— Start Supplied material —
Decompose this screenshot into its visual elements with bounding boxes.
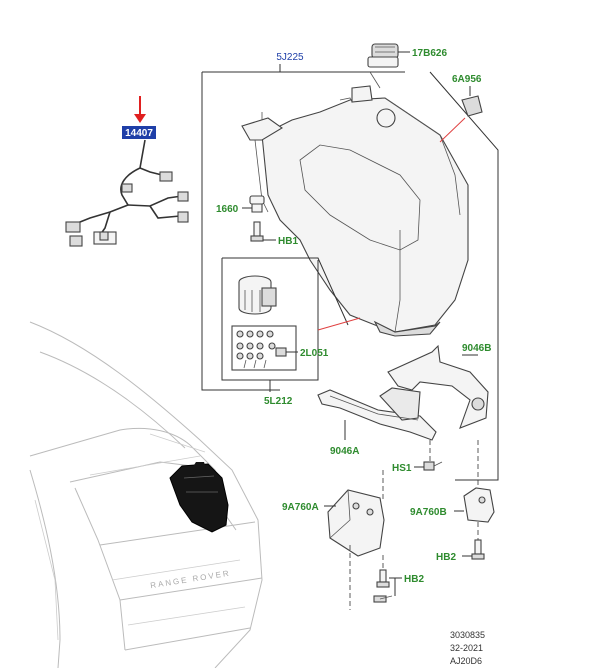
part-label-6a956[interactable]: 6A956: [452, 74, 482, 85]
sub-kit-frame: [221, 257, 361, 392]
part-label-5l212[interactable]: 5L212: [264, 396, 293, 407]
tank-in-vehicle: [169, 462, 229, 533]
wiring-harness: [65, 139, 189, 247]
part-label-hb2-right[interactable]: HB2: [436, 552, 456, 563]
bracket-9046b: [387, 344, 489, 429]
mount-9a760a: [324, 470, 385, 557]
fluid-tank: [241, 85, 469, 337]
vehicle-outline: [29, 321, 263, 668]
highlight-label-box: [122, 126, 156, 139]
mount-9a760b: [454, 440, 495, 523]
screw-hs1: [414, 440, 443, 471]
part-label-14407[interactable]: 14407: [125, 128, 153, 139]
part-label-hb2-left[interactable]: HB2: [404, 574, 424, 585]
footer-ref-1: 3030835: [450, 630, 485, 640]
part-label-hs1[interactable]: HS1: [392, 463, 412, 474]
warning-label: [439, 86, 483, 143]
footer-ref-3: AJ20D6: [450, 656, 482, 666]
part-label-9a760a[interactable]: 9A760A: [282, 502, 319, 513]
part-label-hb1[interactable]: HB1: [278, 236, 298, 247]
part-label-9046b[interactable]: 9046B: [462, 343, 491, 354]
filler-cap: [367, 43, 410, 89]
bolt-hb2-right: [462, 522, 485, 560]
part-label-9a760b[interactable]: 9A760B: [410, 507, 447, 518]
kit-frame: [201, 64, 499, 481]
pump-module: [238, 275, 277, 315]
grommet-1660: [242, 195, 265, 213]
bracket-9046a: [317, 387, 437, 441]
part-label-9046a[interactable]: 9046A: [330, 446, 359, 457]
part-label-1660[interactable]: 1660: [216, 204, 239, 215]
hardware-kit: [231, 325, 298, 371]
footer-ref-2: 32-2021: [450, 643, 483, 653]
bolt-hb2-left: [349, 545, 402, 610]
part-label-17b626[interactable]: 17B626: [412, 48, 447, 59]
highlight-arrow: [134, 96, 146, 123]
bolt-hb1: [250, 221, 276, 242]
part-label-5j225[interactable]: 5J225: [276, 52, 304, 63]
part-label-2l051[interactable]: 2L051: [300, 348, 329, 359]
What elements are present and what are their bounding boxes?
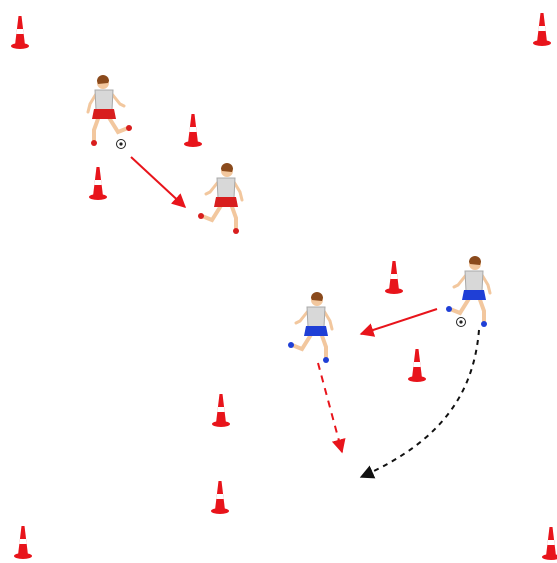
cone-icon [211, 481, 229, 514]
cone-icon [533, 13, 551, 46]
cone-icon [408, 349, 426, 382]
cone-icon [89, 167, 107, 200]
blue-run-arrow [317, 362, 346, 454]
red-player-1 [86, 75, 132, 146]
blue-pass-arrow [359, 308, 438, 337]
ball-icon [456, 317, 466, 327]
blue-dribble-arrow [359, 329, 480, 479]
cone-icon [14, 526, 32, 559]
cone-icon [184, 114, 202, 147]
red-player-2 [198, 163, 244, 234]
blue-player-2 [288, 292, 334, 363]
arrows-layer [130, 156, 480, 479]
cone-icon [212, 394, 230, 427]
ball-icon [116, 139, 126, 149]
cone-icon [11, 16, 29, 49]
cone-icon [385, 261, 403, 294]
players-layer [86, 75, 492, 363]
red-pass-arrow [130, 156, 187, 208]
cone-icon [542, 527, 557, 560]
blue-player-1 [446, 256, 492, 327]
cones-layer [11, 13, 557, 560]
— End Supplied material —
— Start Supplied material —
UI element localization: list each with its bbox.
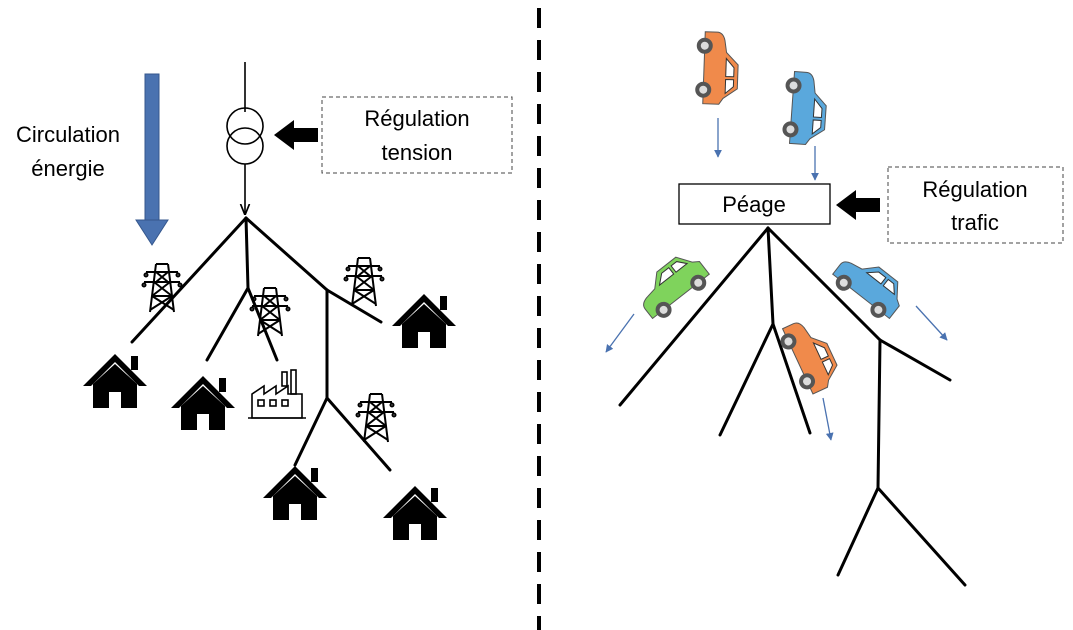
— End Supplied material —
## What you are asked to do
In the part that opens with the line containing "Decompose this screenshot" and closes with the line containing "vehicle-outline: [29, 321, 263, 668]", substitute "callout" for every "part-label" and leave everything else as it is. Give back only those rows, without the pictures.

## Correct result
Decompose this screenshot into its visual elements with bounding boxes.
callout-6a956[interactable]: 6A956: [452, 74, 482, 85]
sub-kit-frame: [221, 257, 361, 392]
callout-5l212[interactable]: 5L212: [264, 396, 293, 407]
tank-in-vehicle: [169, 462, 229, 533]
wiring-harness: [65, 139, 189, 247]
callout-hb2-right[interactable]: HB2: [436, 552, 456, 563]
bracket-9046b: [387, 344, 489, 429]
mount-9a760a: [324, 470, 385, 557]
fluid-tank: [241, 85, 469, 337]
vehicle-outline: [29, 321, 263, 668]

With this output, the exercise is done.